**Written problem:** Restate all the material verbatim, except for the pictures.
-------- Provided data
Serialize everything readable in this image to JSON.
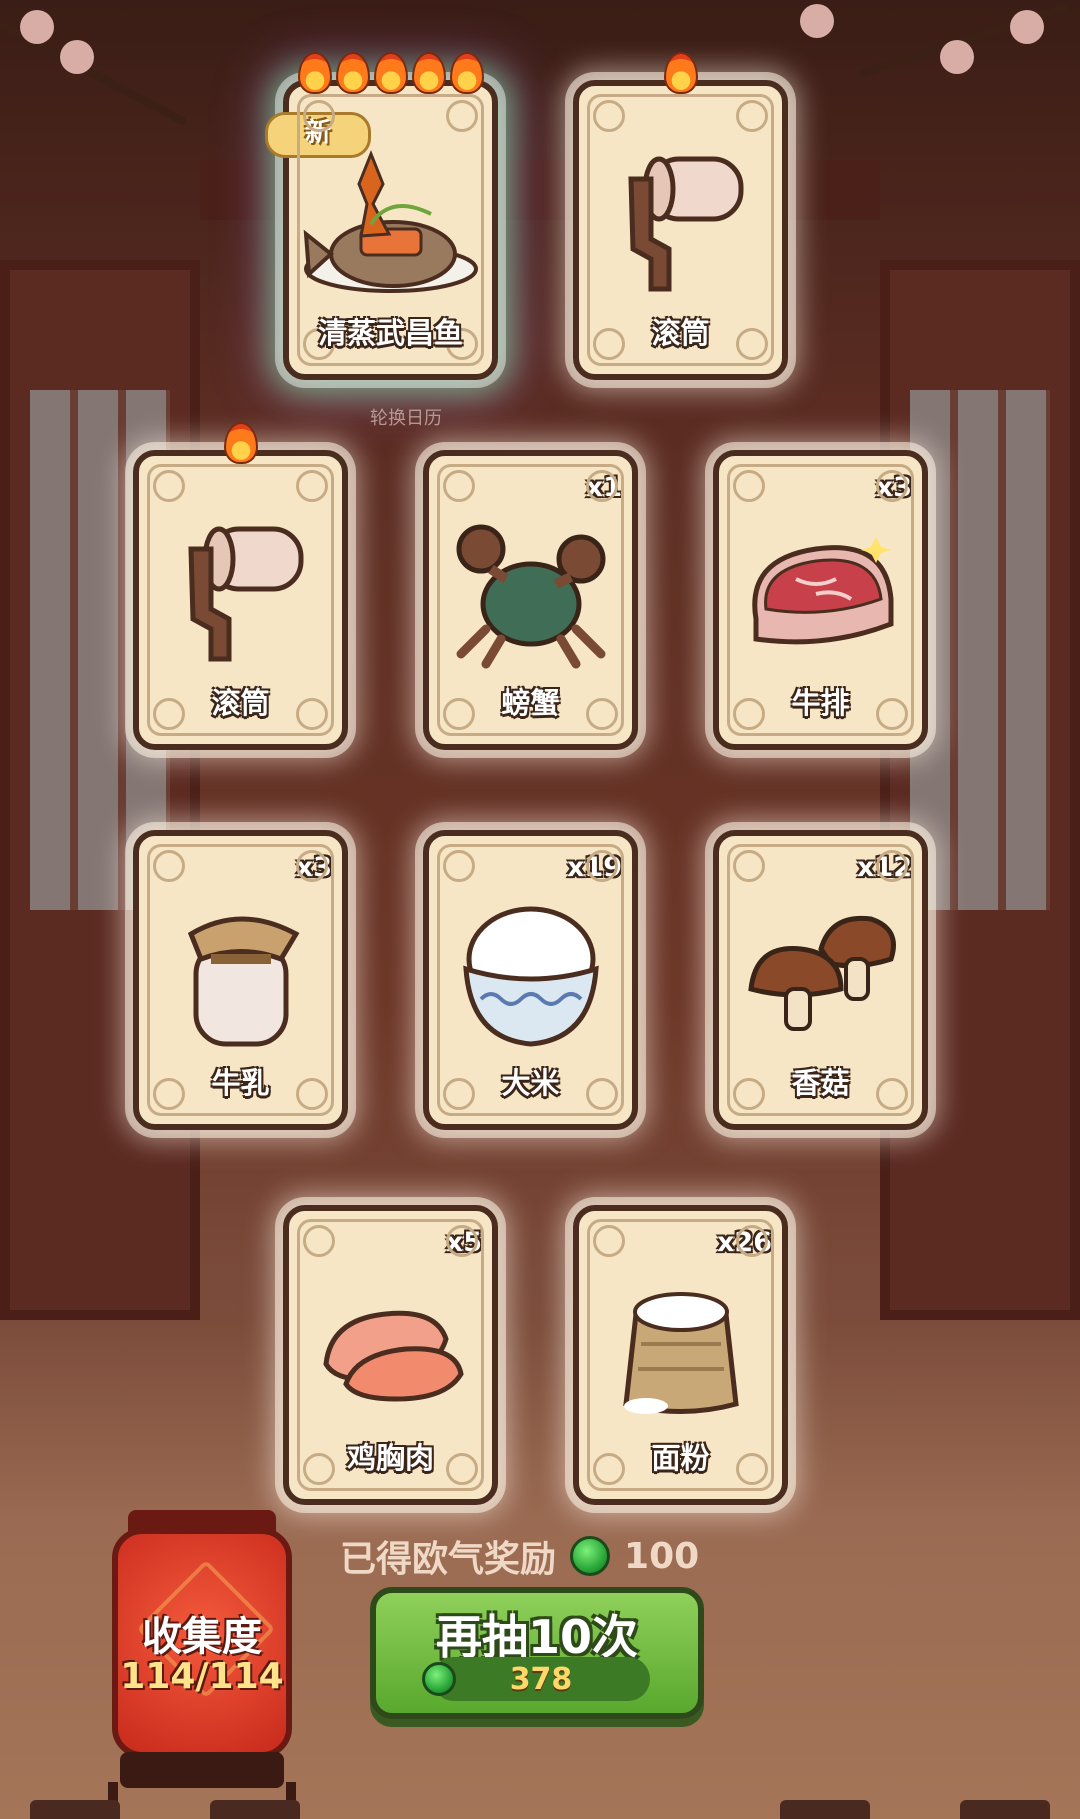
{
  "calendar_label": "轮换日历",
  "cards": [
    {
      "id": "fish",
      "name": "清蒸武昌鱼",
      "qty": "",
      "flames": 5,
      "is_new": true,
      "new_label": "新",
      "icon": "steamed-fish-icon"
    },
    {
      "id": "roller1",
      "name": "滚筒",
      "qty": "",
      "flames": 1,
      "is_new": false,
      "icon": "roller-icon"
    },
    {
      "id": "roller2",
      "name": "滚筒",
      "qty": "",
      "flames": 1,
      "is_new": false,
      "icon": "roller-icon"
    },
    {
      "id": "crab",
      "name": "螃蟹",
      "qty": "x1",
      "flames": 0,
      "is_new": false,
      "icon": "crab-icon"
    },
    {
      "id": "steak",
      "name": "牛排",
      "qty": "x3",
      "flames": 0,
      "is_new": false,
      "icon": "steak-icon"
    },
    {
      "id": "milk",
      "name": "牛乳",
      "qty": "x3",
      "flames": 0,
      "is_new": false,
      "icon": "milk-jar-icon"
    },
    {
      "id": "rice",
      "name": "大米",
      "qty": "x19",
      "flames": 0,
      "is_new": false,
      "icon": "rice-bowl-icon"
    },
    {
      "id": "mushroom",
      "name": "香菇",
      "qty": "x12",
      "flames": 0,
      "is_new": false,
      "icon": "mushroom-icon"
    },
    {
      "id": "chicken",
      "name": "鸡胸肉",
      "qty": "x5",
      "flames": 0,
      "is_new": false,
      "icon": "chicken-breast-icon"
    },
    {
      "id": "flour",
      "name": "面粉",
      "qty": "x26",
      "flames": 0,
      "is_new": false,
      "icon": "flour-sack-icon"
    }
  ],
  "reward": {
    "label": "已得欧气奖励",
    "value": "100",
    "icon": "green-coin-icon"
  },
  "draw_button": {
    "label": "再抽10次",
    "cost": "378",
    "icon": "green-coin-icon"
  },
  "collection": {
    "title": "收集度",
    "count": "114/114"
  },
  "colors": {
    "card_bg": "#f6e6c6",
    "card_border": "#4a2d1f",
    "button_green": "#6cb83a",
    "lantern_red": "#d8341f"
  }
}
----------------
**Finished answer:**
Serialize everything readable in this image to JSON.
{
  "calendar_label": "轮换日历",
  "cards": [
    {
      "id": "fish",
      "name": "清蒸武昌鱼",
      "qty": "",
      "flames": 5,
      "is_new": true,
      "new_label": "新",
      "icon": "steamed-fish-icon"
    },
    {
      "id": "roller1",
      "name": "滚筒",
      "qty": "",
      "flames": 1,
      "is_new": false,
      "icon": "roller-icon"
    },
    {
      "id": "roller2",
      "name": "滚筒",
      "qty": "",
      "flames": 1,
      "is_new": false,
      "icon": "roller-icon"
    },
    {
      "id": "crab",
      "name": "螃蟹",
      "qty": "x1",
      "flames": 0,
      "is_new": false,
      "icon": "crab-icon"
    },
    {
      "id": "steak",
      "name": "牛排",
      "qty": "x3",
      "flames": 0,
      "is_new": false,
      "icon": "steak-icon"
    },
    {
      "id": "milk",
      "name": "牛乳",
      "qty": "x3",
      "flames": 0,
      "is_new": false,
      "icon": "milk-jar-icon"
    },
    {
      "id": "rice",
      "name": "大米",
      "qty": "x19",
      "flames": 0,
      "is_new": false,
      "icon": "rice-bowl-icon"
    },
    {
      "id": "mushroom",
      "name": "香菇",
      "qty": "x12",
      "flames": 0,
      "is_new": false,
      "icon": "mushroom-icon"
    },
    {
      "id": "chicken",
      "name": "鸡胸肉",
      "qty": "x5",
      "flames": 0,
      "is_new": false,
      "icon": "chicken-breast-icon"
    },
    {
      "id": "flour",
      "name": "面粉",
      "qty": "x26",
      "flames": 0,
      "is_new": false,
      "icon": "flour-sack-icon"
    }
  ],
  "reward": {
    "label": "已得欧气奖励",
    "value": "100",
    "icon": "green-coin-icon"
  },
  "draw_button": {
    "label": "再抽10次",
    "cost": "378",
    "icon": "green-coin-icon"
  },
  "collection": {
    "title": "收集度",
    "count": "114/114"
  },
  "colors": {
    "card_bg": "#f6e6c6",
    "card_border": "#4a2d1f",
    "button_green": "#6cb83a",
    "lantern_red": "#d8341f"
  }
}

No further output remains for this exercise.